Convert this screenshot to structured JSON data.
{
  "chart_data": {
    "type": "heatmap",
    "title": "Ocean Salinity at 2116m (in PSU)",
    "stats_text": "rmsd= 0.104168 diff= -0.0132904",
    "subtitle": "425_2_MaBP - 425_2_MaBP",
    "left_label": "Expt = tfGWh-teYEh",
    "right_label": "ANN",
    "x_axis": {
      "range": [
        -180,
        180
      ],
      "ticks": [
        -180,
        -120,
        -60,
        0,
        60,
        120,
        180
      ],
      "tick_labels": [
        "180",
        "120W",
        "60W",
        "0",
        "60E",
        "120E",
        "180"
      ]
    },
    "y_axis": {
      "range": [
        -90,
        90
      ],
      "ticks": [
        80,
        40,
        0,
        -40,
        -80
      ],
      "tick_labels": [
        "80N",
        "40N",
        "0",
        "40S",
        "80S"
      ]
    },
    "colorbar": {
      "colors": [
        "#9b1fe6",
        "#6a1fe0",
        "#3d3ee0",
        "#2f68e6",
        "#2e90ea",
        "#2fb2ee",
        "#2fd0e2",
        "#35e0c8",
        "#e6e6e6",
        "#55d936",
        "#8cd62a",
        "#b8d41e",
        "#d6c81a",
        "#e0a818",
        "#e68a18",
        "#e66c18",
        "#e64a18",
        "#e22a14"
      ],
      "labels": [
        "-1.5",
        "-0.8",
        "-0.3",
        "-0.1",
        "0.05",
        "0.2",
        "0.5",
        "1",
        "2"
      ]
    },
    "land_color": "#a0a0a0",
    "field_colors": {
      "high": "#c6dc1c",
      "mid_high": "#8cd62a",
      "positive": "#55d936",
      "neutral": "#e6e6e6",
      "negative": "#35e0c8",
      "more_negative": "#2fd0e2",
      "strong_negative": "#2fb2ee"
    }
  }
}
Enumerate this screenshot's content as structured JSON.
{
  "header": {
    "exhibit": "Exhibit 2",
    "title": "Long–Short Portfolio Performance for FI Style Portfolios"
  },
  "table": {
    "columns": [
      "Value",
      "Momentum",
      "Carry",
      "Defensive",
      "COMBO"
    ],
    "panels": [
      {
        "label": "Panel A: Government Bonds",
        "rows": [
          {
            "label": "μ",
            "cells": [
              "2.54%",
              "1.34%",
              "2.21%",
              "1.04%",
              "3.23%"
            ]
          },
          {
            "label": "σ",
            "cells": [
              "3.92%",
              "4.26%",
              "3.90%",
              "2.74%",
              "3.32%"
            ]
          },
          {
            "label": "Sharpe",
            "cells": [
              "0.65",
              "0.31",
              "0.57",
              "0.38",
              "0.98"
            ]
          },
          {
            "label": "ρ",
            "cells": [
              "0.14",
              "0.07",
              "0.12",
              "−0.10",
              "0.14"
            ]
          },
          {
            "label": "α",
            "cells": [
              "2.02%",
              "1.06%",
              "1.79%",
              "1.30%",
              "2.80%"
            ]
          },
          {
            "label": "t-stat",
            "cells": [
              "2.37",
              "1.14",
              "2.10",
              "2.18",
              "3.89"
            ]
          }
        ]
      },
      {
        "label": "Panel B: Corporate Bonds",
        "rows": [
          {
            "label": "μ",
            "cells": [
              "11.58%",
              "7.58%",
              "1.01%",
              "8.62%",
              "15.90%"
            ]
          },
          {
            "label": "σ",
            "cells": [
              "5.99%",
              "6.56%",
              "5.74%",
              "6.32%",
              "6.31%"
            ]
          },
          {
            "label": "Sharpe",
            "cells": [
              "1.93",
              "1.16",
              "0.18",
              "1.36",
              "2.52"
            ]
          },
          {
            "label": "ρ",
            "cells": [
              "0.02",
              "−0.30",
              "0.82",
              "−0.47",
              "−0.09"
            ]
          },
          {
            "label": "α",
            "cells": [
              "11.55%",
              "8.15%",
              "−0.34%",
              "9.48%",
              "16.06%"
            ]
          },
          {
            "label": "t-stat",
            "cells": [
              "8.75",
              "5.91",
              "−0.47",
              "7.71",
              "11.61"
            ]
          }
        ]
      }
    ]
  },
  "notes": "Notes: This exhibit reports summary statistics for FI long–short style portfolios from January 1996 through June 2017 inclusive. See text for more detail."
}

...

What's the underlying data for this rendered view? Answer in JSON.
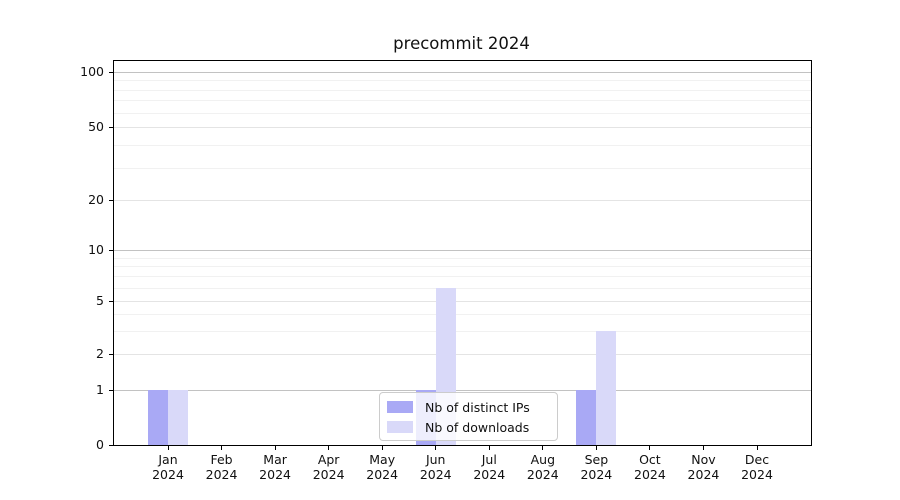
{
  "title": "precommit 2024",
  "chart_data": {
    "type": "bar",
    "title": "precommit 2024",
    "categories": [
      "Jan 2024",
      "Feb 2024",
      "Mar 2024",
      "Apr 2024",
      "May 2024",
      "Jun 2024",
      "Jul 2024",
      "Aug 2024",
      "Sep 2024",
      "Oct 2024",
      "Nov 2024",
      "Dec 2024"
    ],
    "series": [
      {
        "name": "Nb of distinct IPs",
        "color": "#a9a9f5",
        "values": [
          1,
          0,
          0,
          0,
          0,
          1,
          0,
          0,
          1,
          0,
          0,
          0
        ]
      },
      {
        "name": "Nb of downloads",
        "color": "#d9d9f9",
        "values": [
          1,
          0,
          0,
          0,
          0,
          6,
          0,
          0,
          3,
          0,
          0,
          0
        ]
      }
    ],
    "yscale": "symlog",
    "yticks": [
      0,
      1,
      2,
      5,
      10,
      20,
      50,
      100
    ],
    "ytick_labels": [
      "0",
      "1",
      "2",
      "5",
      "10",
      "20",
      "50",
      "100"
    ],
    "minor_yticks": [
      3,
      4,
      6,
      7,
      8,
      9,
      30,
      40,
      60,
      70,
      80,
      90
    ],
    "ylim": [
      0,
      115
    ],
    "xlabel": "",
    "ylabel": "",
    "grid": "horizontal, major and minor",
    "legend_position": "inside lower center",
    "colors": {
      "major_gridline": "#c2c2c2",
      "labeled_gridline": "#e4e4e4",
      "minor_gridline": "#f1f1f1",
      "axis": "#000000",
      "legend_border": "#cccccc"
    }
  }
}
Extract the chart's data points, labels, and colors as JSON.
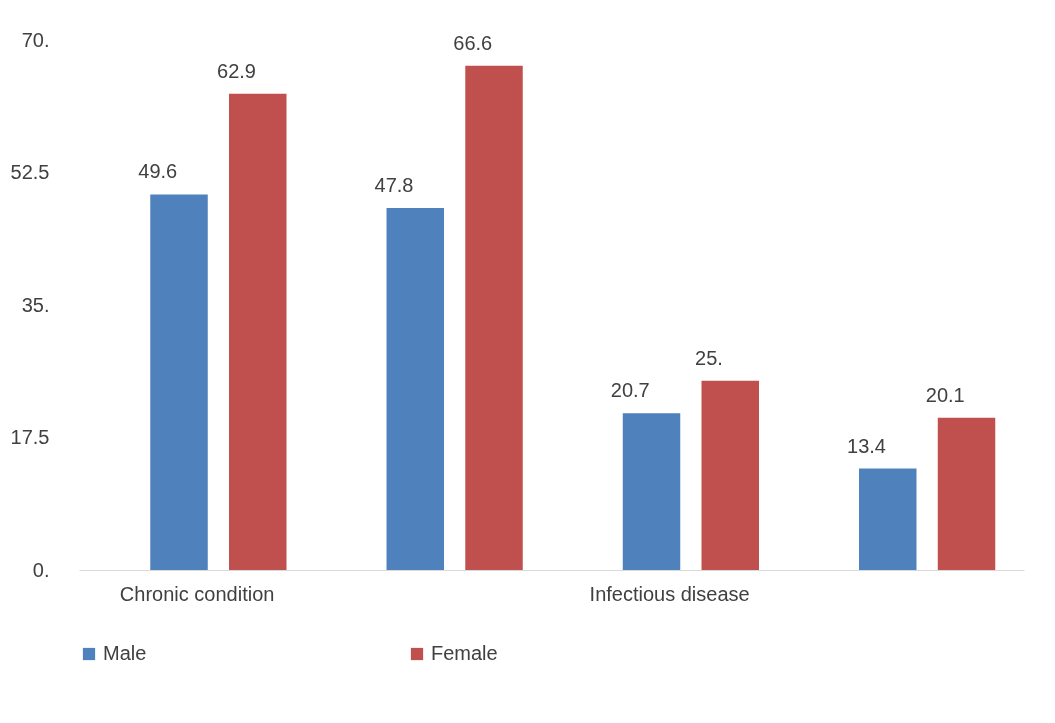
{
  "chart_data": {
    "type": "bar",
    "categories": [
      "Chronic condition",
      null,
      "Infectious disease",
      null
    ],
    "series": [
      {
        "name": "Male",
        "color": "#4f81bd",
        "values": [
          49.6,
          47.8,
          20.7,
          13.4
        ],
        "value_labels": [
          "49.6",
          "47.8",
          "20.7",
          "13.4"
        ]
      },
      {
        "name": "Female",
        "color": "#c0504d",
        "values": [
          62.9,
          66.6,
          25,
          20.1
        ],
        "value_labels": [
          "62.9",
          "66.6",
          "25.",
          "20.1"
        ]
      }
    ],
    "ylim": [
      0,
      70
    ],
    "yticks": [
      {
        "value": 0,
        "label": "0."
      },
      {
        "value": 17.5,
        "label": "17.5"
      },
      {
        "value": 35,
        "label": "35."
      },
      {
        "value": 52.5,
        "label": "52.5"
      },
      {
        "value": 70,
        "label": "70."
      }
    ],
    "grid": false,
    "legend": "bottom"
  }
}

...

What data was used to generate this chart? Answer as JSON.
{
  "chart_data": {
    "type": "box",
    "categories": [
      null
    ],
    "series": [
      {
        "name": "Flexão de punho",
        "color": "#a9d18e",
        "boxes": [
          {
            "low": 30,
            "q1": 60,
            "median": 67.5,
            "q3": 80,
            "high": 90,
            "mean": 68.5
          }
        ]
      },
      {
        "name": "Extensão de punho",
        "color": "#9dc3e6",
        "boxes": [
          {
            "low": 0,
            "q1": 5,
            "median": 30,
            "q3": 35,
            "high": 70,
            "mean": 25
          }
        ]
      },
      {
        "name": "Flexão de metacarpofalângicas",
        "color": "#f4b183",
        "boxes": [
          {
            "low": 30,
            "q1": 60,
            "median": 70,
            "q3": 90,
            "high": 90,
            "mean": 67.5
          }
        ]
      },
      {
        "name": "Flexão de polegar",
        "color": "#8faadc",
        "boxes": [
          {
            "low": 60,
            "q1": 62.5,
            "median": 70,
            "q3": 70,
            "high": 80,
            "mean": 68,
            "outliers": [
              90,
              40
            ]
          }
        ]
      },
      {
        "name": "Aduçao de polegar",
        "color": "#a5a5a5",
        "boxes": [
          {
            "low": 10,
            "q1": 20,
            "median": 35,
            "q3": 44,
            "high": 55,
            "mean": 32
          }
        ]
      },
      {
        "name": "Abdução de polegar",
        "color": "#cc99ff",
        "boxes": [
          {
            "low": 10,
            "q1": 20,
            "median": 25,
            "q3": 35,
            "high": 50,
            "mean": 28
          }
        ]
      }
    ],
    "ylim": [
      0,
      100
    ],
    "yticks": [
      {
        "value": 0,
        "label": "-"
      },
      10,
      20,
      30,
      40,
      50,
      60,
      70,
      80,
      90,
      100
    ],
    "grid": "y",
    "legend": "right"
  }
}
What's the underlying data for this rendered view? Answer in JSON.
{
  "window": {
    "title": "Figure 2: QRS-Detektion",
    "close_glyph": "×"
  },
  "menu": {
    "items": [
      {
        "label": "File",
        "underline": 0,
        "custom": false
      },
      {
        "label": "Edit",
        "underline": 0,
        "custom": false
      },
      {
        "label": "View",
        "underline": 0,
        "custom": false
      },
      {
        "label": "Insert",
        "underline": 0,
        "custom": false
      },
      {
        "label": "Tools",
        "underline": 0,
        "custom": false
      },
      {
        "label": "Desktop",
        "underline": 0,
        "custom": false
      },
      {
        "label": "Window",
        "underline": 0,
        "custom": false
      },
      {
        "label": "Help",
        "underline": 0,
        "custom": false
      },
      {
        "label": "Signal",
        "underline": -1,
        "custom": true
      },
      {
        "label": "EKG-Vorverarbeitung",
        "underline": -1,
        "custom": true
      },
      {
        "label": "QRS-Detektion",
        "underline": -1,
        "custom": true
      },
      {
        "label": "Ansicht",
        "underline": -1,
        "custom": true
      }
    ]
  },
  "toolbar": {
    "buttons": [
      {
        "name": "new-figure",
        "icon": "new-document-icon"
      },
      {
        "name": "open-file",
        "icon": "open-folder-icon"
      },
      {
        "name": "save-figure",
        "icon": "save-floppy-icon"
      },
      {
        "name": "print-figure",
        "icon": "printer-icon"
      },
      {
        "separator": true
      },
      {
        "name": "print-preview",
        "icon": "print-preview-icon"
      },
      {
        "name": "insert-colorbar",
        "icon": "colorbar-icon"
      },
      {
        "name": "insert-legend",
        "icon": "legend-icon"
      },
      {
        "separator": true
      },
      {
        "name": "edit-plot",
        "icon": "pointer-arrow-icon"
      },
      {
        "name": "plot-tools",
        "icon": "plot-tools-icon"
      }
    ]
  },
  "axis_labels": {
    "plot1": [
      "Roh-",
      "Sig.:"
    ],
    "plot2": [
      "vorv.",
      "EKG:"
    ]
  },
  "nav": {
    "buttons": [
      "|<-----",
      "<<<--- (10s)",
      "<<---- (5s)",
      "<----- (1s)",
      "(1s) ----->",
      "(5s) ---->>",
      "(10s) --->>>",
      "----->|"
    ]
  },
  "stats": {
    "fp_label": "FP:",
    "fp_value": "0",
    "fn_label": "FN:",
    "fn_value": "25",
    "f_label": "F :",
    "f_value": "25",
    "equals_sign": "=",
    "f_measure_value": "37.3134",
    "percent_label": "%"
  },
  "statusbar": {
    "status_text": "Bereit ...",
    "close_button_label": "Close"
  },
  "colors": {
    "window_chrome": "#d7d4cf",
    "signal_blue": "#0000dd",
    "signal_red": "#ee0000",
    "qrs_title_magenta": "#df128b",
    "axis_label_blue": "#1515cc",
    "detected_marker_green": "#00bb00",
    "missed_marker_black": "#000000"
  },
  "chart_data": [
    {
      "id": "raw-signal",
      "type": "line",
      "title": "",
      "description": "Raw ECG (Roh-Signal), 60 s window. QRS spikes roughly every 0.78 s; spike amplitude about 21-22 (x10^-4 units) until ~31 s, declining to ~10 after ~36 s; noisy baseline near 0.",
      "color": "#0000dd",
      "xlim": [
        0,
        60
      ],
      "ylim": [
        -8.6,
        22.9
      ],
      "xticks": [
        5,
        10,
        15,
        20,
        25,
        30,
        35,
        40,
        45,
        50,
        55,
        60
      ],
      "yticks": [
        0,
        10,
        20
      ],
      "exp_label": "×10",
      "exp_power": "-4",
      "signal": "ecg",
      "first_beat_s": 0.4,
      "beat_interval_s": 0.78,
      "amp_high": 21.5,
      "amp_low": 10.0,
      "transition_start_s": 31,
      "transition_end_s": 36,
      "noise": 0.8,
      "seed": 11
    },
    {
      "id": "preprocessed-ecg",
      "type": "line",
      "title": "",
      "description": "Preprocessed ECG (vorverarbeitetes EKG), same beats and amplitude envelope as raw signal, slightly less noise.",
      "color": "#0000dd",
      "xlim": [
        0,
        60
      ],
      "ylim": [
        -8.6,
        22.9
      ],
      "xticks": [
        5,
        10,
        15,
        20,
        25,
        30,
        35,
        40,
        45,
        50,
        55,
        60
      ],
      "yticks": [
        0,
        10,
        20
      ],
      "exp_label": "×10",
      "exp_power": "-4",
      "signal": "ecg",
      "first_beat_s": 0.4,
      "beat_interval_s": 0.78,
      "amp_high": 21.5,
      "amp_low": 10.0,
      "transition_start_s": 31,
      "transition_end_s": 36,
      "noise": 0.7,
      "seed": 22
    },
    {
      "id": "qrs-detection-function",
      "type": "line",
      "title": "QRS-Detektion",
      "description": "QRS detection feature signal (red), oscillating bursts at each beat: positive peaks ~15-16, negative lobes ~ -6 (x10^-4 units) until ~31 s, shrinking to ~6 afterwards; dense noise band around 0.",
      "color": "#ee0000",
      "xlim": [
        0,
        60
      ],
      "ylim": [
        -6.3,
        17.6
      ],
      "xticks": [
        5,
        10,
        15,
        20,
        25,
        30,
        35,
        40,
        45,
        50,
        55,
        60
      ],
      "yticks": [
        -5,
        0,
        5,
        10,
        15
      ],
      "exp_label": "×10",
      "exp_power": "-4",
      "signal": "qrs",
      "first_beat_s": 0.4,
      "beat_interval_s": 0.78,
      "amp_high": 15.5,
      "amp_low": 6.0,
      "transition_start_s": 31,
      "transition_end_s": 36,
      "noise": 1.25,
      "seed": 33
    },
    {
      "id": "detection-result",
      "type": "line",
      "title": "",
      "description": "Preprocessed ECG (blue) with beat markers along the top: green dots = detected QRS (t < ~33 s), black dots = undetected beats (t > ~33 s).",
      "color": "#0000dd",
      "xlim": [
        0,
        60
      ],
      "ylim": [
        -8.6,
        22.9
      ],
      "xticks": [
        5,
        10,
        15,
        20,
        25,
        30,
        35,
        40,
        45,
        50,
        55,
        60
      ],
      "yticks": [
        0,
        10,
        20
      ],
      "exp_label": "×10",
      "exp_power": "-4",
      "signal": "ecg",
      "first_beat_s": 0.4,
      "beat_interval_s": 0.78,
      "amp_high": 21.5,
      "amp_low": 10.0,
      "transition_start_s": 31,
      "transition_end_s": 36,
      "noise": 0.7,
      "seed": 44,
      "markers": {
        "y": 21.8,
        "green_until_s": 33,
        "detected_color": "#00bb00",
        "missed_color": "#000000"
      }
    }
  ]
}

> **Job**
Extract from the data every line where "colorbar" shows up.

> **The output**
    "colorbar": {
        "name": "insert-colorbar",
        "icon": "colorbar-icon"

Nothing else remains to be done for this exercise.